WRITTEN TASK: Skip every picture and copy only the lines from the one containing "Read out every word on this page." to the final line of the records below.

Data items
————
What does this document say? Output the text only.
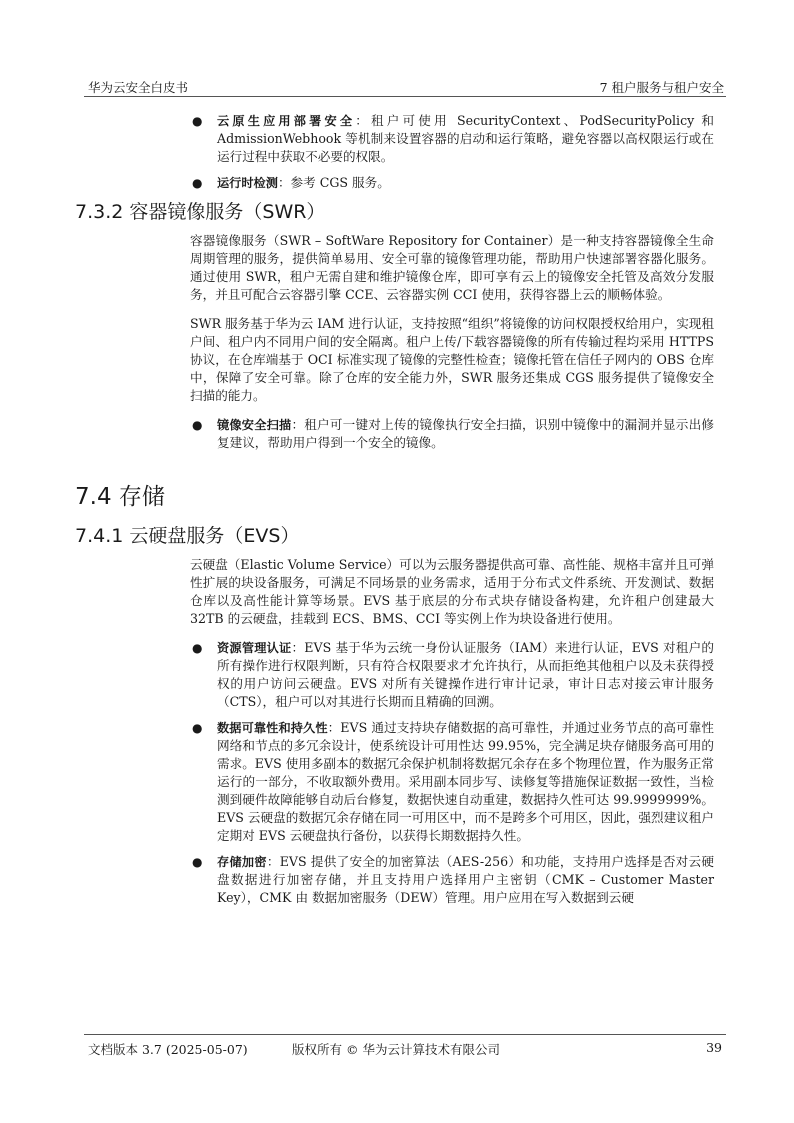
华为云安全白皮书	7 租户服务与租户安全
● 云原生应用部署安全：租户可使用 SecurityContext、PodSecurityPolicy 和 AdmissionWebhook 等机制来设置容器的启动和运行策略，避免容器以高权限运行或在运行过程中获取不必要的权限。
● 运行时检测：参考 CGS 服务。
7.3.2 容器镜像服务（SWR）

容器镜像服务（SWR – SoftWare Repository for Container）是一种支持容器镜像全生命周期管理的服务，提供简单易用、安全可靠的镜像管理功能，帮助用户快速部署容器化服务。通过使用 SWR，租户无需自建和维护镜像仓库，即可享有云上的镜像安全托管及高效分发服务，并且可配合云容器引擎 CCE、云容器实例 CCI 使用，获得容器上云的顺畅体验。

SWR 服务基于华为云 IAM 进行认证，支持按照“组织”将镜像的访问权限授权给用户，实现租户间、租户内不同用户间的安全隔离。租户上传/下载容器镜像的所有传输过程均采用 HTTPS 协议，在仓库端基于 OCI 标准实现了镜像的完整性检查；镜像托管在信任子网内的 OBS 仓库中，保障了安全可靠。除了仓库的安全能力外，SWR 服务还集成 CGS 服务提供了镜像安全扫描的能力。

● 镜像安全扫描：租户可一键对上传的镜像执行安全扫描，识别中镜像中的漏洞并显示出修复建议，帮助用户得到一个安全的镜像。
7.4 存储
7.4.1 云硬盘服务（EVS）

云硬盘（Elastic Volume Service）可以为云服务器提供高可靠、高性能、规格丰富并且可弹性扩展的块设备服务，可满足不同场景的业务需求，适用于分布式文件系统、开发测试、数据仓库以及高性能计算等场景。EVS 基于底层的分布式块存储设备构建，允许租户创建最大 32TB 的云硬盘，挂载到 ECS、BMS、CCI 等实例上作为块设备进行使用。

● 资源管理认证：EVS 基于华为云统一身份认证服务（IAM）来进行认证，EVS 对租户的所有操作进行权限判断，只有符合权限要求才允许执行，从而拒绝其他租户以及未获得授权的用户访问云硬盘。EVS 对所有关键操作进行审计记录，审计日志对接云审计服务（CTS），租户可以对其进行长期而且精确的回溯。
● 数据可靠性和持久性：EVS 通过支持块存储数据的高可靠性，并通过业务节点的高可靠性网络和节点的多冗余设计，使系统设计可用性达 99.95%，完全满足块存储服务高可用的需求。EVS 使用多副本的数据冗余保护机制将数据冗余存在多个物理位置，作为服务正常运行的一部分，不收取额外费用。采用副本同步写、读修复等措施保证数据一致性，当检测到硬件故障能够自动后台修复，数据快速自动重建，数据持久性可达 99.9999999%。EVS 云硬盘的数据冗余存储在同一可用区中，而不是跨多个可用区，因此，强烈建议租户定期对 EVS 云硬盘执行备份，以获得长期数据持久性。
● 存储加密：EVS 提供了安全的加密算法（AES-256）和功能，支持用户选择是否对云硬盘数据进行加密存储，并且支持用户选择用户主密钥（CMK – Customer Master Key），CMK 由 数据加密服务（DEW）管理。用户应用在写入数据到云硬
文档版本 3.7 (2025-05-07)	版权所有 © 华为云计算技术有限公司	39
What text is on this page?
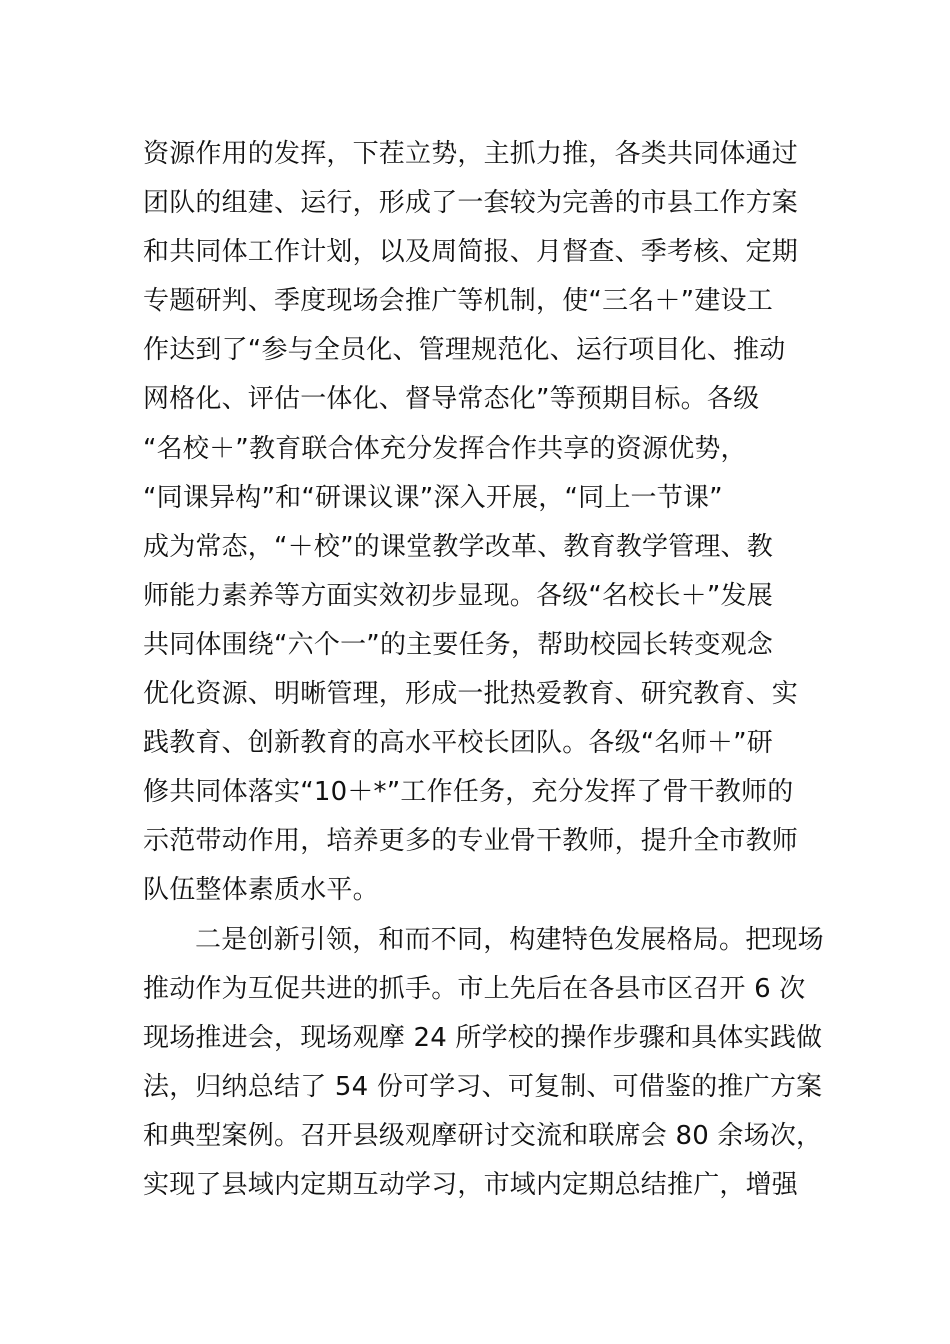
资源作用的发挥，下茬立势，主抓力推，各类共同体通过
团队的组建、运行，形成了一套较为完善的市县工作方案
和共同体工作计划，以及周简报、月督查、季考核、定期
专题研判、季度现场会推广等机制，使“三名＋”建设工
作达到了“参与全员化、管理规范化、运行项目化、推动
网格化、评估一体化、督导常态化”等预期目标。各级
“名校＋”教育联合体充分发挥合作共享的资源优势，
“同课异构”和“研课议课”深入开展，“同上一节课”
成为常态，“＋校”的课堂教学改革、教育教学管理、教
师能力素养等方面实效初步显现。各级“名校长＋”发展
共同体围绕“六个一”的主要任务，帮助校园长转变观念
优化资源、明晰管理，形成一批热爱教育、研究教育、实
践教育、创新教育的高水平校长团队。各级“名师＋”研
修共同体落实“10＋*”工作任务，充分发挥了骨干教师的
示范带动作用，培养更多的专业骨干教师，提升全市教师
队伍整体素质水平。
二是创新引领，和而不同，构建特色发展格局。把现场
推动作为互促共进的抓手。市上先后在各县市区召开 6 次
现场推进会，现场观摩 24 所学校的操作步骤和具体实践做
法，归纳总结了 54 份可学习、可复制、可借鉴的推广方案
和典型案例。召开县级观摩研讨交流和联席会 80 余场次，
实现了县域内定期互动学习，市域内定期总结推广，增强
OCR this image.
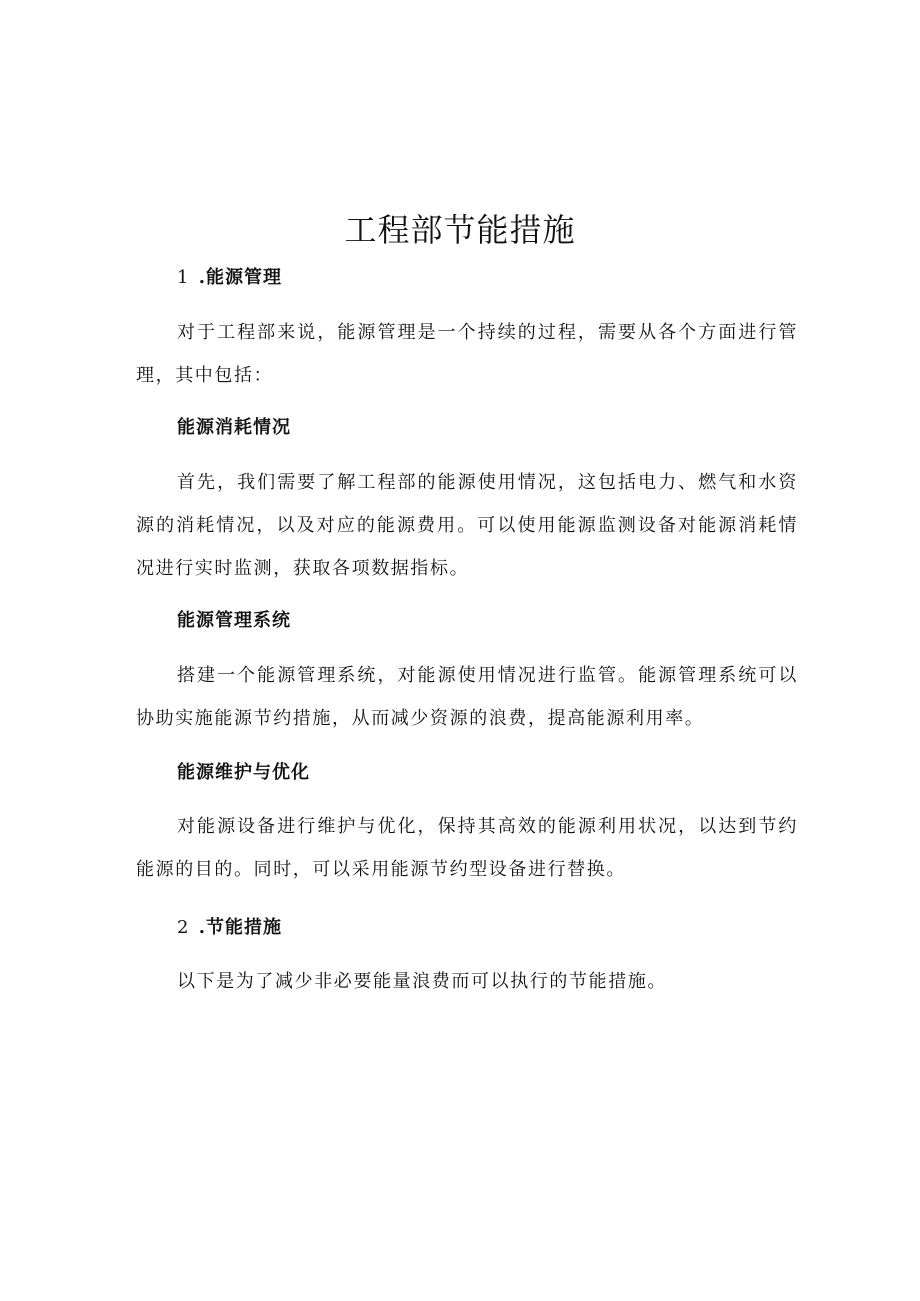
工程部节能措施
1 .能源管理

对于工程部来说，能源管理是一个持续的过程，需要从各个方面进行管理，其中包括：

能源消耗情况

首先，我们需要了解工程部的能源使用情况，这包括电力、燃气和水资源的消耗情况，以及对应的能源费用。可以使用能源监测设备对能源消耗情况进行实时监测，获取各项数据指标。

能源管理系统

搭建一个能源管理系统，对能源使用情况进行监管。能源管理系统可以协助实施能源节约措施，从而减少资源的浪费，提高能源利用率。

能源维护与优化

对能源设备进行维护与优化，保持其高效的能源利用状况，以达到节约能源的目的。同时，可以采用能源节约型设备进行替换。

2 .节能措施

以下是为了减少非必要能量浪费而可以执行的节能措施。
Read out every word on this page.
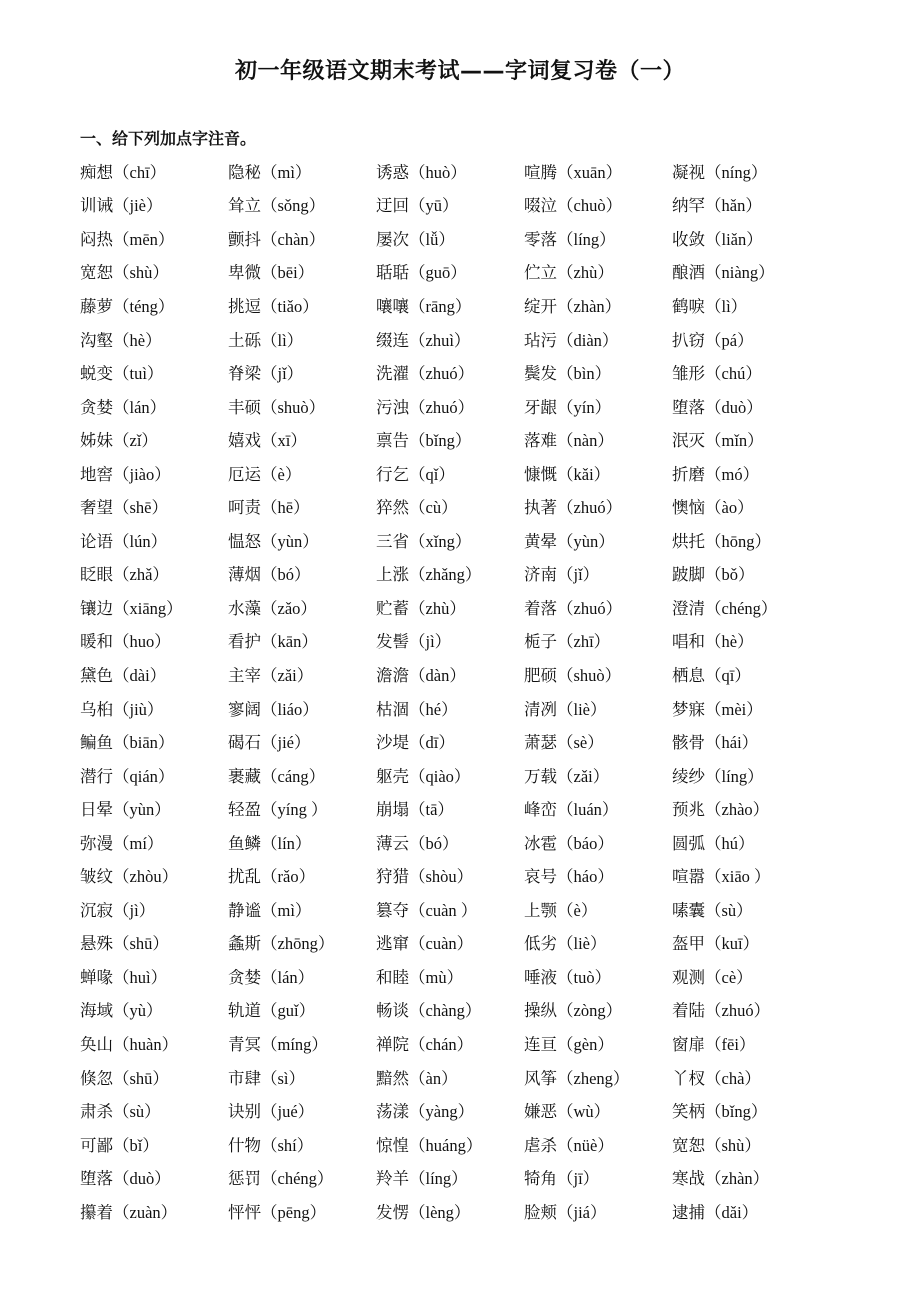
初一年级语文期末考试——字词复习卷（一）
一、给下列加点字注音。
痴想（chī）	隐秘（mì）	诱惑（huò）	喧腾（xuān）	凝视（níng）
训诫（jiè）	耸立（sǒng）	迂回（yū）	啜泣（chuò）	纳罕（hǎn）
闷热（mēn）	颤抖（chàn）	屡次（lǚ）	零落（líng）	收敛（liǎn）
宽恕（shù）	卑微（bēi）	聒聒（guō）	伫立（zhù）	酿酒（niàng）
藤萝（téng）	挑逗（tiǎo）	嚷嚷（rāng）	绽开（zhàn）	鹤唳（lì）
沟壑（hè）	土砾（lì）	缀连（zhuì）	玷污（diàn）	扒窃（pá）
蜕变（tuì）	脊梁（jǐ）	洗濯（zhuó）	鬓发（bìn）	雏形（chú）
贪婪（lán）	丰硕（shuò）	污浊（zhuó）	牙龈（yín）	堕落（duò）
姊妹（zǐ）	嬉戏（xī）	禀告（bǐng）	落难（nàn）	泯灭（mǐn）
地窖（jiào）	厄运（è）	行乞（qǐ）	慷慨（kǎi）	折磨（mó）
奢望（shē）	呵责（hē）	猝然（cù）	执著（zhuó）	懊恼（ào）
论语（lún）	愠怒（yùn）	三省（xǐng）	黄晕（yùn）	烘托（hōng）
眨眼（zhǎ）	薄烟（bó）	上涨（zhǎng）	济南（jǐ）	跛脚（bǒ）
镶边（xiāng）	水藻（zǎo）	贮蓄（zhù）	着落（zhuó）	澄清（chéng）
暖和（huo）	看护（kān）	发髻（jì）	栀子（zhī）	唱和（hè）
黛色（dài）	主宰（zǎi）	澹澹（dàn）	肥硕（shuò）	栖息（qī）
乌桕（jiù）	寥阔（liáo）	枯涸（hé）	清冽（liè）	梦寐（mèi）
鳊鱼（biān）	碣石（jié）	沙堤（dī）	萧瑟（sè）	骸骨（hái）
潜行（qián）	裹藏（cáng）	躯壳（qiào）	万载（zǎi）	绫纱（líng）
日晕（yùn）	轻盈（yíng ）	崩塌（tā）	峰峦（luán）	预兆（zhào）
弥漫（mí）	鱼鳞（lín）	薄云（bó）	冰雹（báo）	圆弧（hú）
皱纹（zhòu）	扰乱（rǎo）	狩猎（shòu）	哀号（háo）	喧嚣（xiāo ）
沉寂（jì）	静谧（mì）	篡夺（cuàn ）	上颚（è）	嗉囊（sù）
悬殊（shū）	螽斯（zhōng）	逃窜（cuàn）	低劣（liè）	盔甲（kuī）
蝉喙（huì）	贪婪（lán）	和睦（mù）	唾液（tuò）	观测（cè）
海域（yù）	轨道（guǐ）	畅谈（chàng）	操纵（zòng）	着陆（zhuó）
奂山（huàn）	青冥（míng）	禅院（chán）	连亘（gèn）	窗扉（fēi）
倏忽（shū）	市肆（sì）	黯然（àn）	风筝（zheng）	丫杈（chà）
肃杀（sù）	诀别（jué）	荡漾（yàng）	嫌恶（wù）	笑柄（bǐng）
可鄙（bǐ）	什物（shí）	惊惶（huáng）	虐杀（nüè）	宽恕（shù）
堕落（duò）	惩罚（chéng）	羚羊（líng）	犄角（jī）	寒战（zhàn）
攥着（zuàn）	怦怦（pēng）	发愣（lèng）	脸颊（jiá）	逮捕（dǎi）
————
TASK ANSWER:
Read out every word on this page.
初一年级语文期末考试——字词复习卷（一）
一、给下列加点字注音。
痴想（chī）	隐秘（mì）	诱惑（huò）	喧腾（xuān）	凝视（níng）
训诫（jiè）	耸立（sǒng）	迂回（yū）	啜泣（chuò）	纳罕（hǎn）
闷热（mēn）	颤抖（chàn）	屡次（lǚ）	零落（líng）	收敛（liǎn）
宽恕（shù）	卑微（bēi）	聒聒（guō）	伫立（zhù）	酿酒（niàng）
藤萝（téng）	挑逗（tiǎo）	嚷嚷（rāng）	绽开（zhàn）	鹤唳（lì）
沟壑（hè）	土砾（lì）	缀连（zhuì）	玷污（diàn）	扒窃（pá）
蜕变（tuì）	脊梁（jǐ）	洗濯（zhuó）	鬓发（bìn）	雏形（chú）
贪婪（lán）	丰硕（shuò）	污浊（zhuó）	牙龈（yín）	堕落（duò）
姊妹（zǐ）	嬉戏（xī）	禀告（bǐng）	落难（nàn）	泯灭（mǐn）
地窖（jiào）	厄运（è）	行乞（qǐ）	慷慨（kǎi）	折磨（mó）
奢望（shē）	呵责（hē）	猝然（cù）	执著（zhuó）	懊恼（ào）
论语（lún）	愠怒（yùn）	三省（xǐng）	黄晕（yùn）	烘托（hōng）
眨眼（zhǎ）	薄烟（bó）	上涨（zhǎng）	济南（jǐ）	跛脚（bǒ）
镶边（xiāng）	水藻（zǎo）	贮蓄（zhù）	着落（zhuó）	澄清（chéng）
暖和（huo）	看护（kān）	发髻（jì）	栀子（zhī）	唱和（hè）
黛色（dài）	主宰（zǎi）	澹澹（dàn）	肥硕（shuò）	栖息（qī）
乌桕（jiù）	寥阔（liáo）	枯涸（hé）	清冽（liè）	梦寐（mèi）
鳊鱼（biān）	碣石（jié）	沙堤（dī）	萧瑟（sè）	骸骨（hái）
潜行（qián）	裹藏（cáng）	躯壳（qiào）	万载（zǎi）	绫纱（líng）
日晕（yùn）	轻盈（yíng ）	崩塌（tā）	峰峦（luán）	预兆（zhào）
弥漫（mí）	鱼鳞（lín）	薄云（bó）	冰雹（báo）	圆弧（hú）
皱纹（zhòu）	扰乱（rǎo）	狩猎（shòu）	哀号（háo）	喧嚣（xiāo ）
沉寂（jì）	静谧（mì）	篡夺（cuàn ）	上颚（è）	嗉囊（sù）
悬殊（shū）	螽斯（zhōng）	逃窜（cuàn）	低劣（liè）	盔甲（kuī）
蝉喙（huì）	贪婪（lán）	和睦（mù）	唾液（tuò）	观测（cè）
海域（yù）	轨道（guǐ）	畅谈（chàng）	操纵（zòng）	着陆（zhuó）
奂山（huàn）	青冥（míng）	禅院（chán）	连亘（gèn）	窗扉（fēi）
倏忽（shū）	市肆（sì）	黯然（àn）	风筝（zheng）	丫杈（chà）
肃杀（sù）	诀别（jué）	荡漾（yàng）	嫌恶（wù）	笑柄（bǐng）
可鄙（bǐ）	什物（shí）	惊惶（huáng）	虐杀（nüè）	宽恕（shù）
堕落（duò）	惩罚（chéng）	羚羊（líng）	犄角（jī）	寒战（zhàn）
攥着（zuàn）	怦怦（pēng）	发愣（lèng）	脸颊（jiá）	逮捕（dǎi）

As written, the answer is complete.